_GIVEN EXERCISE_
Go through the entries below and retype them exactly, omitting each picture.

[Start of WORKING DATA]

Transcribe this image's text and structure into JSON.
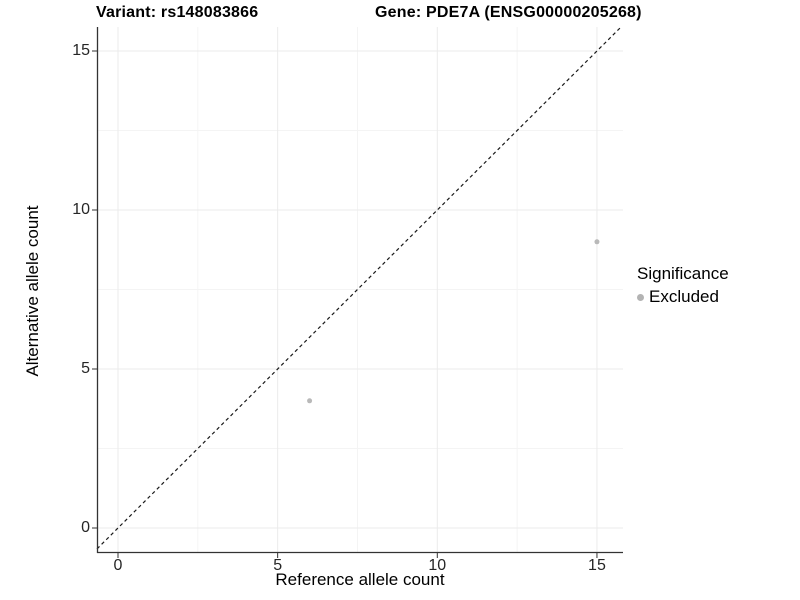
{
  "chart_data": {
    "type": "scatter",
    "title_variant": "Variant: rs148083866",
    "title_gene": "Gene: PDE7A (ENSG00000205268)",
    "xlabel": "Reference allele count",
    "ylabel": "Alternative allele count",
    "x_ticks": [
      0,
      5,
      10,
      15
    ],
    "y_ticks": [
      0,
      5,
      10,
      15
    ],
    "x_minor_ticks": [
      2.5,
      7.5,
      12.5
    ],
    "y_minor_ticks": [
      2.5,
      7.5,
      12.5
    ],
    "xlim": [
      -0.66,
      15.82
    ],
    "ylim": [
      -0.79,
      15.75
    ],
    "grid": true,
    "identity_line": {
      "style": "dashed",
      "slope": 1,
      "intercept": 0,
      "color": "#1a1a1a"
    },
    "series": [
      {
        "name": "Excluded",
        "color": "#b9b9b9",
        "point_radius": 2.5,
        "points": [
          [
            6,
            4
          ],
          [
            15,
            9
          ]
        ]
      }
    ],
    "legend": {
      "title": "Significance",
      "position": "right",
      "entries": [
        {
          "label": "Excluded",
          "color": "#b3b3b3"
        }
      ]
    },
    "colors": {
      "grid_major": "#ebebeb",
      "grid_minor": "#f4f4f4",
      "axis_line": "#333333",
      "tick_mark": "#333333",
      "tick_text": "#262626"
    }
  }
}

[End of WORKING DATA]

_OUTPUT OF THE EXERCISE_
Transcribe this image's text and structure into JSON.
{
  "chart_data": {
    "type": "scatter",
    "title_variant": "Variant: rs148083866",
    "title_gene": "Gene: PDE7A (ENSG00000205268)",
    "xlabel": "Reference allele count",
    "ylabel": "Alternative allele count",
    "x_ticks": [
      0,
      5,
      10,
      15
    ],
    "y_ticks": [
      0,
      5,
      10,
      15
    ],
    "x_minor_ticks": [
      2.5,
      7.5,
      12.5
    ],
    "y_minor_ticks": [
      2.5,
      7.5,
      12.5
    ],
    "xlim": [
      -0.66,
      15.82
    ],
    "ylim": [
      -0.79,
      15.75
    ],
    "grid": true,
    "identity_line": {
      "style": "dashed",
      "slope": 1,
      "intercept": 0,
      "color": "#1a1a1a"
    },
    "series": [
      {
        "name": "Excluded",
        "color": "#b9b9b9",
        "point_radius": 2.5,
        "points": [
          [
            6,
            4
          ],
          [
            15,
            9
          ]
        ]
      }
    ],
    "legend": {
      "title": "Significance",
      "position": "right",
      "entries": [
        {
          "label": "Excluded",
          "color": "#b3b3b3"
        }
      ]
    },
    "colors": {
      "grid_major": "#ebebeb",
      "grid_minor": "#f4f4f4",
      "axis_line": "#333333",
      "tick_mark": "#333333",
      "tick_text": "#262626"
    }
  }
}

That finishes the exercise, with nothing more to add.